What the task asks: Please work out how many lines in the material contain "Assistents" and give only that figure.

Data lines:
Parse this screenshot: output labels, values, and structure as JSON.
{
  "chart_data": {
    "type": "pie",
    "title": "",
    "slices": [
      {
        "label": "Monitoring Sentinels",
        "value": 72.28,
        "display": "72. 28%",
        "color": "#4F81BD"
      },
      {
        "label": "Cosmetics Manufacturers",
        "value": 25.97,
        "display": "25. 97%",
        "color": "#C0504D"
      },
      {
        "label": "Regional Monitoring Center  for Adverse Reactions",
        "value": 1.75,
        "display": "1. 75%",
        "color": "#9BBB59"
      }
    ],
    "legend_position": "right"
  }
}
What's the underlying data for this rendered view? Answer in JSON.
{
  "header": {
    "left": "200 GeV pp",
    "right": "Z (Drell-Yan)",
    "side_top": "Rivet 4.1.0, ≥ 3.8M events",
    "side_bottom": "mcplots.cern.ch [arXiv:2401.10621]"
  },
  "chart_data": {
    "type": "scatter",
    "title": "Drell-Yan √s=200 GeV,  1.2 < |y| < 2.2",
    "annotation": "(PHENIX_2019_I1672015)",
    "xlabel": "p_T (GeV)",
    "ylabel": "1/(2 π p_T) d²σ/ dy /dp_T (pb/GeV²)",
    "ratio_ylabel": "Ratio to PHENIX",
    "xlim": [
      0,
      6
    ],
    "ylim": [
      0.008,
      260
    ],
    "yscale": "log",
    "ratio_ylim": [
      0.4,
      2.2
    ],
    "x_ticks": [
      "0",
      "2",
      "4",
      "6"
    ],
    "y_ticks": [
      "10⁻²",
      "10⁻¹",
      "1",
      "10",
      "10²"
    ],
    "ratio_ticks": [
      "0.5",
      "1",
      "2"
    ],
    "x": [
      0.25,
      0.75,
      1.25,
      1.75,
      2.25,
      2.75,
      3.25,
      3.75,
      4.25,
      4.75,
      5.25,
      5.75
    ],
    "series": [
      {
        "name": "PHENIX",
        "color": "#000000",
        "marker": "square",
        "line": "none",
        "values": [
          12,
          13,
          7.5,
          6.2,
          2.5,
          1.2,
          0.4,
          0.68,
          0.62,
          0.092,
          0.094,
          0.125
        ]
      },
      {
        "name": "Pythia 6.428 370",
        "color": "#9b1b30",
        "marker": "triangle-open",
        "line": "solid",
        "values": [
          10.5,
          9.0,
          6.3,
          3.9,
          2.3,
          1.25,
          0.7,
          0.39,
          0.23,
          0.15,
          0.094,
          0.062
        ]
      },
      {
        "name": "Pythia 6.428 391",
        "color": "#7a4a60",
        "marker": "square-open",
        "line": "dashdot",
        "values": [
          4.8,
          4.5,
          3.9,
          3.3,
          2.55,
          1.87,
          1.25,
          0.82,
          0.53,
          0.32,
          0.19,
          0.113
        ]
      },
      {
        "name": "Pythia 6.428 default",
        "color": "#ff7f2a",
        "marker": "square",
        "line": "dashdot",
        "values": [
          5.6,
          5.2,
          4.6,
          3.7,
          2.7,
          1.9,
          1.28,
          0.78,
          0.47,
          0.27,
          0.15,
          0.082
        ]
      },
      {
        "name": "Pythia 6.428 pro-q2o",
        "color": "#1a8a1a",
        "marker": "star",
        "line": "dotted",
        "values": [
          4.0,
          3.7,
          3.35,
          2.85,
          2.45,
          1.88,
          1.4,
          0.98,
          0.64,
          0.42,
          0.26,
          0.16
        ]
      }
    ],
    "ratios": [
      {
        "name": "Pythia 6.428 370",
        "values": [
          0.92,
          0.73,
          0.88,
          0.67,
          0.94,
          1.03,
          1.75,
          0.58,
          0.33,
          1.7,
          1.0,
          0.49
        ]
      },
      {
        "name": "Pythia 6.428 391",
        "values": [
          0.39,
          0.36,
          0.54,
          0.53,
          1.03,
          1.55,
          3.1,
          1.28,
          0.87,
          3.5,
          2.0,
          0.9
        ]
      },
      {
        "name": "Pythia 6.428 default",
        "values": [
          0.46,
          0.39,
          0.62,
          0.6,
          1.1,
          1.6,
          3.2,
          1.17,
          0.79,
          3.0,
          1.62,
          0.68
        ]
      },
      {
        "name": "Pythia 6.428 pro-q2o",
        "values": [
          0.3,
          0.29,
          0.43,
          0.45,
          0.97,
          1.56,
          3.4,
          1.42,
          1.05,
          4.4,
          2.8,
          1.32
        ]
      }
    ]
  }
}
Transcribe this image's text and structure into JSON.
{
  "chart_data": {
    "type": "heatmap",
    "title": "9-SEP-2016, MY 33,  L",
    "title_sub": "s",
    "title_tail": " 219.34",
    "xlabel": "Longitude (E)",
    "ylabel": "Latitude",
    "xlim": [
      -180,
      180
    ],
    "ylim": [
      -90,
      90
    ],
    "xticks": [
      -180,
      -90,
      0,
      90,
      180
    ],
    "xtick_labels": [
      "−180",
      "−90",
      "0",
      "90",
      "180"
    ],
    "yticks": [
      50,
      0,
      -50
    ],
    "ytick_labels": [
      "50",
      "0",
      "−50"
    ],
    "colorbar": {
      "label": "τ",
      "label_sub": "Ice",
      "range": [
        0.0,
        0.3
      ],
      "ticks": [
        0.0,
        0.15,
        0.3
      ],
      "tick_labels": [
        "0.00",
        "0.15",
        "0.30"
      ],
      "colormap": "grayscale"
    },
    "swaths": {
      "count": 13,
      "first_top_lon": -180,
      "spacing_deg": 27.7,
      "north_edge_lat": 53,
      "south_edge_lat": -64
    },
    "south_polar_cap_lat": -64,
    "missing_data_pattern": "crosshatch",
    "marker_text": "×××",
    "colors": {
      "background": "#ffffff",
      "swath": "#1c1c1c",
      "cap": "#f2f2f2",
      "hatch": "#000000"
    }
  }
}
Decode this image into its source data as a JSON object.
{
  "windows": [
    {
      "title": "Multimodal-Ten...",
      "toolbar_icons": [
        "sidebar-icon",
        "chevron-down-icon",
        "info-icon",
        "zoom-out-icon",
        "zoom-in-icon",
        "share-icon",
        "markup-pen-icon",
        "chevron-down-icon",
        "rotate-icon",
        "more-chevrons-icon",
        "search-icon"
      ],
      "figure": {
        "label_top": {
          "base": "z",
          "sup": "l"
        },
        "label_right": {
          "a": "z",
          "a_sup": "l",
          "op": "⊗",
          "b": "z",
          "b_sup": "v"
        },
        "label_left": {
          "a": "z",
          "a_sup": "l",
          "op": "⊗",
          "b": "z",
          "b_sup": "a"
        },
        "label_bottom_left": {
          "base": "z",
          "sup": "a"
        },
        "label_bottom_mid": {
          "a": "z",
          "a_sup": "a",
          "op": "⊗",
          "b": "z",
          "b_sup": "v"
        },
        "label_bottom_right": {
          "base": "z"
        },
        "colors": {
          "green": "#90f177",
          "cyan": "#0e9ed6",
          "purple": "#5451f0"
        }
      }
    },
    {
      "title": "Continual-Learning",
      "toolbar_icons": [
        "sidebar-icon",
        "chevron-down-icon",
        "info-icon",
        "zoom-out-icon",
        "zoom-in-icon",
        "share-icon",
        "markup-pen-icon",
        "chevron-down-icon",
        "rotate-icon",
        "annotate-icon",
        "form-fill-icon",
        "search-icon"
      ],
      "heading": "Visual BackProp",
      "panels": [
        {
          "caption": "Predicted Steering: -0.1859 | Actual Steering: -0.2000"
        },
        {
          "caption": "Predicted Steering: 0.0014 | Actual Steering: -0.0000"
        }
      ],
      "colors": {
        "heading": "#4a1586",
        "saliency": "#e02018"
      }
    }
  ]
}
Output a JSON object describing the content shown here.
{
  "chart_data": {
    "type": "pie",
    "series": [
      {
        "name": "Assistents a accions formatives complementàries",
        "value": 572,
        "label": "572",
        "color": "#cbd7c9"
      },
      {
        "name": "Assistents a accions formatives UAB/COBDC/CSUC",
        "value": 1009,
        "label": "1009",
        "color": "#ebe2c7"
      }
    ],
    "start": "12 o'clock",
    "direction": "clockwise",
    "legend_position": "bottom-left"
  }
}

Exercise solution: 2